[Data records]
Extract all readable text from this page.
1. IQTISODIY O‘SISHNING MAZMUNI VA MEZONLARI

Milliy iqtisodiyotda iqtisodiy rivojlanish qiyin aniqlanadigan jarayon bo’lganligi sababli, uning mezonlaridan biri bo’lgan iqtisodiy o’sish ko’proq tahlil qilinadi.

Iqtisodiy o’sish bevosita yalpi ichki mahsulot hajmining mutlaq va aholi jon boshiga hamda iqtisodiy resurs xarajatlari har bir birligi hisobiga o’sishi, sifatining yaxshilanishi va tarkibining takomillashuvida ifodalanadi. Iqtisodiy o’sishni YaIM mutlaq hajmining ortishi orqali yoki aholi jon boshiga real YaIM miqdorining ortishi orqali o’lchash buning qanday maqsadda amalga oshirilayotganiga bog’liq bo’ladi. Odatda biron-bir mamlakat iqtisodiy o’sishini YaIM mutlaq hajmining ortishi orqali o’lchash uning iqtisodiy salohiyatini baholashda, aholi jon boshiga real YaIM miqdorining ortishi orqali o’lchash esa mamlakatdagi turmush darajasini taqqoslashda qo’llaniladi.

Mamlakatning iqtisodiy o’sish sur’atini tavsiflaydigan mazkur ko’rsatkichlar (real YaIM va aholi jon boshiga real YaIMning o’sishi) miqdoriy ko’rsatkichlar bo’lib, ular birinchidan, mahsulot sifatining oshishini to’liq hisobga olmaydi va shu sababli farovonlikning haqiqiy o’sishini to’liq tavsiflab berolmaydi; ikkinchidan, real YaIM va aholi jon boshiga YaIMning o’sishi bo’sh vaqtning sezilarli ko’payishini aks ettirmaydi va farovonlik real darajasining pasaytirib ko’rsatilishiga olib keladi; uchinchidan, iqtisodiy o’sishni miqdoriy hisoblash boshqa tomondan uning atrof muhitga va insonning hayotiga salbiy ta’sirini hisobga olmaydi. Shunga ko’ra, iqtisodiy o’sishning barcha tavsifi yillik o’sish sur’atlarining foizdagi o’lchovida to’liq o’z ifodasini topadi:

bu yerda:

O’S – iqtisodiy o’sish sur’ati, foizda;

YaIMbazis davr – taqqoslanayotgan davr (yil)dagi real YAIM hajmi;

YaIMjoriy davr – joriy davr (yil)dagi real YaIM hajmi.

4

Required work: Your task is to transcribe the material exactly.

Solved problem:
Extract all readable text from this page.
1. IQTISODIY O‘SISHNING MAZMUNI VA MEZONLARI

Milliy iqtisodiyotda iqtisodiy rivojlanish qiyin aniqlanadigan jarayon bo’lganligi sababli, uning mezonlaridan biri bo’lgan iqtisodiy o’sish ko’proq tahlil qilinadi.

Iqtisodiy o’sish bevosita yalpi ichki mahsulot hajmining mutlaq va aholi jon boshiga hamda iqtisodiy resurs xarajatlari har bir birligi hisobiga o’sishi, sifatining yaxshilanishi va tarkibining takomillashuvida ifodalanadi. Iqtisodiy o’sishni YaIM mutlaq hajmining ortishi orqali yoki aholi jon boshiga real YaIM miqdorining ortishi orqali o’lchash buning qanday maqsadda amalga oshirilayotganiga bog’liq bo’ladi. Odatda biron-bir mamlakat iqtisodiy o’sishini YaIM mutlaq hajmining ortishi orqali o’lchash uning iqtisodiy salohiyatini baholashda, aholi jon boshiga real YaIM miqdorining ortishi orqali o’lchash esa mamlakatdagi turmush darajasini taqqoslashda qo’llaniladi.

Mamlakatning iqtisodiy o’sish sur’atini tavsiflaydigan mazkur ko’rsatkichlar (real YaIM va aholi jon boshiga real YaIMning o’sishi) miqdoriy ko’rsatkichlar bo’lib, ular birinchidan, mahsulot sifatining oshishini to’liq hisobga olmaydi va shu sababli farovonlikning haqiqiy o’sishini to’liq tavsiflab berolmaydi; ikkinchidan, real YaIM va aholi jon boshiga YaIMning o’sishi bo’sh vaqtning sezilarli ko’payishini aks ettirmaydi va farovonlik real darajasining pasaytirib ko’rsatilishiga olib keladi; uchinchidan, iqtisodiy o’sishni miqdoriy hisoblash boshqa tomondan uning atrof muhitga va insonning hayotiga salbiy ta’sirini hisobga olmaydi. Shunga ko’ra, iqtisodiy o’sishning barcha tavsifi yillik o’sish sur’atlarining foizdagi o’lchovida to’liq o’z ifodasini topadi:

bu yerda:

O’S – iqtisodiy o’sish sur’ati, foizda;

YaIMbazis davr – taqqoslanayotgan davr (yil)dagi real YAIM hajmi;

YaIMjoriy davr – joriy davr (yil)dagi real YaIM hajmi.

4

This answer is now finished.